*WRITTEN REQUEST*:
Copy out the data below line for line, changing nothing.

## Start INPUT RECORDS

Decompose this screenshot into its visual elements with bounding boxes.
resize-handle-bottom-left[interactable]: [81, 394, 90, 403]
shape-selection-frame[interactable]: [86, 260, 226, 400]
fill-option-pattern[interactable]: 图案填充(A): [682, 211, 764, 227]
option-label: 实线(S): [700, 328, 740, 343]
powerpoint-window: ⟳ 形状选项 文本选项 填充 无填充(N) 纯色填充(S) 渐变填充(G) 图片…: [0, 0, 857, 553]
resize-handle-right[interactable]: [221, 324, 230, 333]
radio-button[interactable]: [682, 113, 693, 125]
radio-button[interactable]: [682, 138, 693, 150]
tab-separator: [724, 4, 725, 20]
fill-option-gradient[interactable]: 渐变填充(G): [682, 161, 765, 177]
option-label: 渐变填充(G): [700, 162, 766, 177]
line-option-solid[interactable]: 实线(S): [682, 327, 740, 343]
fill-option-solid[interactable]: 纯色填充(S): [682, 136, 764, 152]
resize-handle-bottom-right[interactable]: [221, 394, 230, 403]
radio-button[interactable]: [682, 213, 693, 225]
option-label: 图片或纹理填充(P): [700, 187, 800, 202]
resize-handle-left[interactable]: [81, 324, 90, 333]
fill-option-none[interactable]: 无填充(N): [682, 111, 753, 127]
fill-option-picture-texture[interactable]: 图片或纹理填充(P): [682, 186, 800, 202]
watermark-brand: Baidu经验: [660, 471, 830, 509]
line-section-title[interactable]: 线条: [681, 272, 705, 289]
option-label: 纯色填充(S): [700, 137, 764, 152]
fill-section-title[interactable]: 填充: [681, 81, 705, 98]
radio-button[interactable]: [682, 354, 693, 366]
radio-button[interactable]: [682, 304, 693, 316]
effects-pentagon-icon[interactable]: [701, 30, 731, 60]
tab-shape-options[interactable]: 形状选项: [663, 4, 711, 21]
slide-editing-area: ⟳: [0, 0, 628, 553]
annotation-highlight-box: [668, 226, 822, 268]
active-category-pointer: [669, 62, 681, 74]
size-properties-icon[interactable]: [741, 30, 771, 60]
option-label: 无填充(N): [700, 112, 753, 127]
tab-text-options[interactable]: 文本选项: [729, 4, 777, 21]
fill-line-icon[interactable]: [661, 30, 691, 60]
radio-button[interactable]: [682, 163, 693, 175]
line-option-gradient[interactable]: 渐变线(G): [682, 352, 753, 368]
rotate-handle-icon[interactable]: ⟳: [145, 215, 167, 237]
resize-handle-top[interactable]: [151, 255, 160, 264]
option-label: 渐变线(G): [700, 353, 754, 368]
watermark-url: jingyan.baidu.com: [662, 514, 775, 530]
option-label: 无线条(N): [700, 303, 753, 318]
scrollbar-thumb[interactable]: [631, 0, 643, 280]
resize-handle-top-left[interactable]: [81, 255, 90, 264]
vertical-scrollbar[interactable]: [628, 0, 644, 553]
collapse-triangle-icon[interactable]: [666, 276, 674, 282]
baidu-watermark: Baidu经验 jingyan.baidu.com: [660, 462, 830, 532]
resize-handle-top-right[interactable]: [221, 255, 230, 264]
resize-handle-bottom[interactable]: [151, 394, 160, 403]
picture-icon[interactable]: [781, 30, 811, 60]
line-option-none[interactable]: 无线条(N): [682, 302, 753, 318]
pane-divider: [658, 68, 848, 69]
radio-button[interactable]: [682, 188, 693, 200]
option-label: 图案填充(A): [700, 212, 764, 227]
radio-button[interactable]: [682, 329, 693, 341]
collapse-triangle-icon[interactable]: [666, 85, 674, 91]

## End INPUT RECORDS

*OUTPUT FOR THIS EXERCISE*:
Decompose this screenshot into its visual elements with bounding boxes.
resize-handle-bottom-left[interactable]: [81, 394, 90, 403]
shape-selection-frame[interactable]: [86, 260, 226, 400]
fill-option-pattern[interactable]: 图案填充(A): [682, 211, 764, 227]
option-label: 实线(S): [700, 328, 740, 343]
powerpoint-window: ⟳ 形状选项 文本选项 填充 无填充(N) 纯色填充(S) 渐变填充(G) 图片…: [0, 0, 857, 553]
resize-handle-right[interactable]: [221, 324, 230, 333]
radio-button[interactable]: [682, 113, 693, 125]
radio-button[interactable]: [682, 138, 693, 150]
tab-separator: [724, 4, 725, 20]
fill-option-gradient[interactable]: 渐变填充(G): [682, 161, 765, 177]
option-label: 渐变填充(G): [700, 162, 766, 177]
line-option-solid[interactable]: 实线(S): [682, 327, 740, 343]
fill-option-solid[interactable]: 纯色填充(S): [682, 136, 764, 152]
resize-handle-bottom-right[interactable]: [221, 394, 230, 403]
radio-button[interactable]: [682, 213, 693, 225]
option-label: 图片或纹理填充(P): [700, 187, 800, 202]
resize-handle-left[interactable]: [81, 324, 90, 333]
fill-option-none[interactable]: 无填充(N): [682, 111, 753, 127]
fill-option-picture-texture[interactable]: 图片或纹理填充(P): [682, 186, 800, 202]
watermark-brand: Baidu经验: [660, 471, 830, 509]
line-section-title[interactable]: 线条: [681, 272, 705, 289]
option-label: 纯色填充(S): [700, 137, 764, 152]
fill-section-title[interactable]: 填充: [681, 81, 705, 98]
radio-button[interactable]: [682, 354, 693, 366]
radio-button[interactable]: [682, 304, 693, 316]
effects-pentagon-icon[interactable]: [701, 30, 731, 60]
tab-shape-options[interactable]: 形状选项: [663, 4, 711, 21]
slide-editing-area: ⟳: [0, 0, 628, 553]
annotation-highlight-box: [668, 226, 822, 268]
active-category-pointer: [669, 62, 681, 74]
size-properties-icon[interactable]: [741, 30, 771, 60]
option-label: 无填充(N): [700, 112, 753, 127]
tab-text-options[interactable]: 文本选项: [729, 4, 777, 21]
fill-line-icon[interactable]: [661, 30, 691, 60]
radio-button[interactable]: [682, 163, 693, 175]
line-option-gradient[interactable]: 渐变线(G): [682, 352, 753, 368]
rotate-handle-icon[interactable]: ⟳: [145, 215, 167, 237]
resize-handle-top[interactable]: [151, 255, 160, 264]
option-label: 渐变线(G): [700, 353, 754, 368]
watermark-url: jingyan.baidu.com: [662, 514, 775, 530]
option-label: 无线条(N): [700, 303, 753, 318]
scrollbar-thumb[interactable]: [631, 0, 643, 280]
resize-handle-top-left[interactable]: [81, 255, 90, 264]
vertical-scrollbar[interactable]: [628, 0, 644, 553]
collapse-triangle-icon[interactable]: [666, 276, 674, 282]
baidu-watermark: Baidu经验 jingyan.baidu.com: [660, 462, 830, 532]
resize-handle-top-right[interactable]: [221, 255, 230, 264]
resize-handle-bottom[interactable]: [151, 394, 160, 403]
picture-icon[interactable]: [781, 30, 811, 60]
line-option-none[interactable]: 无线条(N): [682, 302, 753, 318]
pane-divider: [658, 68, 848, 69]
radio-button[interactable]: [682, 188, 693, 200]
option-label: 图案填充(A): [700, 212, 764, 227]
radio-button[interactable]: [682, 329, 693, 341]
collapse-triangle-icon[interactable]: [666, 85, 674, 91]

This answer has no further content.